:: Exercise objective ::
Copy all records verbatim.

:: Source records ::
----
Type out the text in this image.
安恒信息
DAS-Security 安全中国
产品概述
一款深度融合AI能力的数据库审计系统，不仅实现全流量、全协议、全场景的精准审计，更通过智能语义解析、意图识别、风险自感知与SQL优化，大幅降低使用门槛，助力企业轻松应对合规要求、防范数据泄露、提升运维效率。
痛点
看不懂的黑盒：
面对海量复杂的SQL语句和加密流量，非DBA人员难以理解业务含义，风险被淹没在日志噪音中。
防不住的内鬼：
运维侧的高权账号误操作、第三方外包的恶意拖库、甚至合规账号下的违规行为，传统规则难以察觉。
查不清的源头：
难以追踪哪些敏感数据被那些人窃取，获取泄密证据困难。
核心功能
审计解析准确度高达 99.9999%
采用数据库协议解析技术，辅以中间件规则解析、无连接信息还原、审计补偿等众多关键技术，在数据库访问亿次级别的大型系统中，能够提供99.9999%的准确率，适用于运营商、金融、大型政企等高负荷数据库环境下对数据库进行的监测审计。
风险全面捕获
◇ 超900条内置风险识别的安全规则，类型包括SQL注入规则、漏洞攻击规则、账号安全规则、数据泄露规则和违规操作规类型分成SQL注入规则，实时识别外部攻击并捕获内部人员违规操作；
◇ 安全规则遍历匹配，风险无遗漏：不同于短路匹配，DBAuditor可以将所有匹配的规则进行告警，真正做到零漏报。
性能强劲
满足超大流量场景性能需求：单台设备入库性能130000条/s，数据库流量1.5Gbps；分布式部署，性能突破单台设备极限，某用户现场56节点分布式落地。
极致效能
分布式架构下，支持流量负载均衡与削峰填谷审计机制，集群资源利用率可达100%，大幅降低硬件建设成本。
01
----
:: Exercise solution ::
Type out the text in this image.
安恒信息
DAS-Security 安全中国
产品概述
一款深度融合AI能力的数据库审计系统，不仅实现全流量、全协议、全场景的精准审计，更通过智能语义解析、意图识别、风险自感知与SQL优化，大幅降低使用门槛，助力企业轻松应对合规要求、防范数据泄露、提升运维效率。
痛点
看不懂的黑盒：
面对海量复杂的SQL语句和加密流量，非DBA人员难以理解业务含义，风险被淹没在日志噪音中。
防不住的内鬼：
运维侧的高权账号误操作、第三方外包的恶意拖库、甚至合规账号下的违规行为，传统规则难以察觉。
查不清的源头：
难以追踪哪些敏感数据被那些人窃取，获取泄密证据困难。
核心功能
审计解析准确度高达 99.9999%
采用数据库协议解析技术，辅以中间件规则解析、无连接信息还原、审计补偿等众多关键技术，在数据库访问亿次级别的大型系统中，能够提供99.9999%的准确率，适用于运营商、金融、大型政企等高负荷数据库环境下对数据库进行的监测审计。
风险全面捕获
◇ 超900条内置风险识别的安全规则，类型包括SQL注入规则、漏洞攻击规则、账号安全规则、数据泄露规则和违规操作规类型分成SQL注入规则，实时识别外部攻击并捕获内部人员违规操作；
◇ 安全规则遍历匹配，风险无遗漏：不同于短路匹配，DBAuditor可以将所有匹配的规则进行告警，真正做到零漏报。
性能强劲
满足超大流量场景性能需求：单台设备入库性能130000条/s，数据库流量1.5Gbps；分布式部署，性能突破单台设备极限，某用户现场56节点分布式落地。
极致效能
分布式架构下，支持流量负载均衡与削峰填谷审计机制，集群资源利用率可达100%，大幅降低硬件建设成本。
01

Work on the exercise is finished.